THE PROBLEM
Gather up every line that includes the string "disebut".

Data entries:
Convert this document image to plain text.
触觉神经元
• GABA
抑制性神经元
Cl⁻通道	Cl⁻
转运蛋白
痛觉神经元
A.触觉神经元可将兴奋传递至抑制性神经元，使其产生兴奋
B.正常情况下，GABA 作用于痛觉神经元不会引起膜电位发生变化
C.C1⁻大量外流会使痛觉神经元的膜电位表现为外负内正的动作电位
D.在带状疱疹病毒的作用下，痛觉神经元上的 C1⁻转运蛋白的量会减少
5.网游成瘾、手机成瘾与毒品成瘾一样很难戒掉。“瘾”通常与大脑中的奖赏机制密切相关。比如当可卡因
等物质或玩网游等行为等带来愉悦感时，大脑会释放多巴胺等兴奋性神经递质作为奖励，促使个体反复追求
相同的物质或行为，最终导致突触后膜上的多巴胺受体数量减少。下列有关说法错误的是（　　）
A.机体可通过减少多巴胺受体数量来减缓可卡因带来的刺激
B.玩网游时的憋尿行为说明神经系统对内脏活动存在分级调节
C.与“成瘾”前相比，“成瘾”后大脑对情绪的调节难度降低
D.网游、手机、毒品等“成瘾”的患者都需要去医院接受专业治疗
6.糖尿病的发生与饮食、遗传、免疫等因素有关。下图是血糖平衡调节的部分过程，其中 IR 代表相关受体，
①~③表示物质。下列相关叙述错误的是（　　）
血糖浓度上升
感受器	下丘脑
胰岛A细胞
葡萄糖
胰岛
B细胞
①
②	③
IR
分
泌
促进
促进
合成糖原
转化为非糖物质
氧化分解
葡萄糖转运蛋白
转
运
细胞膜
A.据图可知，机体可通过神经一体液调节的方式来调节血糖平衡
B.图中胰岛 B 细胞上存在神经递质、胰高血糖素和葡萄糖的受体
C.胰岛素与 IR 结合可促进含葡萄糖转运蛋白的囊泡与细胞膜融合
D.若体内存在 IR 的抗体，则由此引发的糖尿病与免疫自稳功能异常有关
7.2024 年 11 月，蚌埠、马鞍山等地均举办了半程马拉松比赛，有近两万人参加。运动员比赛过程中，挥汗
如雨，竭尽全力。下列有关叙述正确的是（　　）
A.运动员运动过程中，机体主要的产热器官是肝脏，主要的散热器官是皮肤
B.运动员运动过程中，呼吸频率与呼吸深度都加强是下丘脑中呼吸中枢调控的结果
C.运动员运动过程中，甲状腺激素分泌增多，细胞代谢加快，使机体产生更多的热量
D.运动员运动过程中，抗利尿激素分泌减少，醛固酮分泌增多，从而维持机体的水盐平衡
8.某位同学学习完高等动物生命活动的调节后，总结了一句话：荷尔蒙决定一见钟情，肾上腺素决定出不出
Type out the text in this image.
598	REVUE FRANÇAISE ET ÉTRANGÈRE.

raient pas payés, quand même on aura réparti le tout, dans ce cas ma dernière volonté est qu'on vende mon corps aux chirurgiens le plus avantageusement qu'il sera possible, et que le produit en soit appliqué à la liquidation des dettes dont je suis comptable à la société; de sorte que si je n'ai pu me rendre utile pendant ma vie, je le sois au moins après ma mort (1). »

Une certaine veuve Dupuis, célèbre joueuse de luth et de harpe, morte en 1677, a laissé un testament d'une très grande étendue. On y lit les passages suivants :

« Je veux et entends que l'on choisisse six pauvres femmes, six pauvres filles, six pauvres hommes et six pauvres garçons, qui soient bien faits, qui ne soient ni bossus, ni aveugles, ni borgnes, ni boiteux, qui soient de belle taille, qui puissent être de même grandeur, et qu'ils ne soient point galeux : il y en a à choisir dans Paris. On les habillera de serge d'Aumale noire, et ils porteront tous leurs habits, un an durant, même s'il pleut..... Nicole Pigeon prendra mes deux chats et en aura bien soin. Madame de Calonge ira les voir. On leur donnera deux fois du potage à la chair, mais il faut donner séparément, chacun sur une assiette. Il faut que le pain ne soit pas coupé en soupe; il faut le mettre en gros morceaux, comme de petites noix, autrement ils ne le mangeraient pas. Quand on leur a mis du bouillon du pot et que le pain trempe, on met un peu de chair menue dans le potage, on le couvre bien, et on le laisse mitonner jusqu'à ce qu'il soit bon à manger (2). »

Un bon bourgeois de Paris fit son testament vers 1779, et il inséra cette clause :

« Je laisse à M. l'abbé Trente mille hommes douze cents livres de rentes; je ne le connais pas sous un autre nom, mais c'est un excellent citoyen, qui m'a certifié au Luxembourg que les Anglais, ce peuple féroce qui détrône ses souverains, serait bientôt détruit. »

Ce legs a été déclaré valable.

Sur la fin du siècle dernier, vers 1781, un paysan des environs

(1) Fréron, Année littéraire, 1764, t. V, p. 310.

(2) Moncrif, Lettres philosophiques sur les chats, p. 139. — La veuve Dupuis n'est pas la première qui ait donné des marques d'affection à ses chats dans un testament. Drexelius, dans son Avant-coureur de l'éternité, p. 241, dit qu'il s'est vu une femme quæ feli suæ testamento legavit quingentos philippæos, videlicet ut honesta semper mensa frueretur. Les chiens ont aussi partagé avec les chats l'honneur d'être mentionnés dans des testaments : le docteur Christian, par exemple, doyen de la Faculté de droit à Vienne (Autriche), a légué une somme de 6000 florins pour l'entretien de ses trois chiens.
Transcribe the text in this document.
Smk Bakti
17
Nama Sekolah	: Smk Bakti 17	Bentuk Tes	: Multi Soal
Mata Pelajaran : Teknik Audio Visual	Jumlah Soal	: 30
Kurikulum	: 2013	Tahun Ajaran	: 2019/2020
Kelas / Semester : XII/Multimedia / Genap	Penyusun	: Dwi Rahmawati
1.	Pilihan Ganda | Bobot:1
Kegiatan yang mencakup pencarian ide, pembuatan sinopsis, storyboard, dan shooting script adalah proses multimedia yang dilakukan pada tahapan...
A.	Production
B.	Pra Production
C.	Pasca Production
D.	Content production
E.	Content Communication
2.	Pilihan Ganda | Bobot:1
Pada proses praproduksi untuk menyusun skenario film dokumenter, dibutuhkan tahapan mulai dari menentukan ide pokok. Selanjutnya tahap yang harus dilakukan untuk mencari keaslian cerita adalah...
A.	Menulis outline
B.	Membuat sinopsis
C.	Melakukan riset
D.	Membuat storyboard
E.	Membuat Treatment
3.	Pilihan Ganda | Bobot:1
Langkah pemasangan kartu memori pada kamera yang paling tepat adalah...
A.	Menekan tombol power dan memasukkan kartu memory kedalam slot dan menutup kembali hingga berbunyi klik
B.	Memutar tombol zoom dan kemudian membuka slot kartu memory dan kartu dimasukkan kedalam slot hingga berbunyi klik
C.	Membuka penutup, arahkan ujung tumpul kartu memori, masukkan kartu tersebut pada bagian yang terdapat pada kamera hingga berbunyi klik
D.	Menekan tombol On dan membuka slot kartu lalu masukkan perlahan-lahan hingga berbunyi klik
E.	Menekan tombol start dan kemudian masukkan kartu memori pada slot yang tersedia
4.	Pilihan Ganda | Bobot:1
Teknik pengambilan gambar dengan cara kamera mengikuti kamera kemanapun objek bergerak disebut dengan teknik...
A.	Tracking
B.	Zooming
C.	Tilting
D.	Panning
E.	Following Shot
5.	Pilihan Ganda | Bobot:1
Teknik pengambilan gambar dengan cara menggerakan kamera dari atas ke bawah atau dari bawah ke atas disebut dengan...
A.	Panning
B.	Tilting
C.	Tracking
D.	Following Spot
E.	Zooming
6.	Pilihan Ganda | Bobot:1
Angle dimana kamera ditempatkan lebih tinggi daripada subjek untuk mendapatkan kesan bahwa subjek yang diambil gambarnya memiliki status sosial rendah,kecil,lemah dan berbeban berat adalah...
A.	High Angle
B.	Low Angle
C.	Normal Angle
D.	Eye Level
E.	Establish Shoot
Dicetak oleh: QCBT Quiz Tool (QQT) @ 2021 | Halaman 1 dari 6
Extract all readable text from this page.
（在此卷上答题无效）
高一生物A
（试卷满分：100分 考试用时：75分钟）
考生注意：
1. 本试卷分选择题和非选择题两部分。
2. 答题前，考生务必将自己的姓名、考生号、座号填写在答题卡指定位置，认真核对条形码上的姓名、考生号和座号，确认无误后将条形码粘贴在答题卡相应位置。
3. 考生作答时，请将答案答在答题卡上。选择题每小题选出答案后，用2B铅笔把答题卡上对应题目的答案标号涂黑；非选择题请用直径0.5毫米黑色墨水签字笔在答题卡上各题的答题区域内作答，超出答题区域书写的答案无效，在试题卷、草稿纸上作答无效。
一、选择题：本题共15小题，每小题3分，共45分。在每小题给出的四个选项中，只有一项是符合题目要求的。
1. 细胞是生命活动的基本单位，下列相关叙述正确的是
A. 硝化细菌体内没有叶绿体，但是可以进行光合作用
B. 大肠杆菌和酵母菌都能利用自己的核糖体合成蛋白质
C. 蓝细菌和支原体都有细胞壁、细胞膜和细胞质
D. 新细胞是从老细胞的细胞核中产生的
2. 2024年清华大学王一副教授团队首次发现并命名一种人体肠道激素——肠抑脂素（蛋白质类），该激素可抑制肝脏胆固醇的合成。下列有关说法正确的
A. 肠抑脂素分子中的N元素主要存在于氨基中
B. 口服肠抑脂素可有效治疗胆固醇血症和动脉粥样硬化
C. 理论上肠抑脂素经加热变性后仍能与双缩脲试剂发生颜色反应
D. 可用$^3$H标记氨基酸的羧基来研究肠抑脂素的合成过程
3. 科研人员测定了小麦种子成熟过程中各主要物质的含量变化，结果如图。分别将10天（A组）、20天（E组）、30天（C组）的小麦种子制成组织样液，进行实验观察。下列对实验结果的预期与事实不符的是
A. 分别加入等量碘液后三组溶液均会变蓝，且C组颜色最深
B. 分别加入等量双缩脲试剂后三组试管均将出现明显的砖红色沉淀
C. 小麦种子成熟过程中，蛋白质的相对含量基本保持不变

FINISHED EXERCISE
Teknik pengambilan gambar dengan cara kamera mengikuti kamera kemanapun objek bergerak disebut dengan teknik...
Teknik pengambilan gambar dengan cara menggerakan kamera dari atas ke bawah atau dari bawah ke atas disebut dengan...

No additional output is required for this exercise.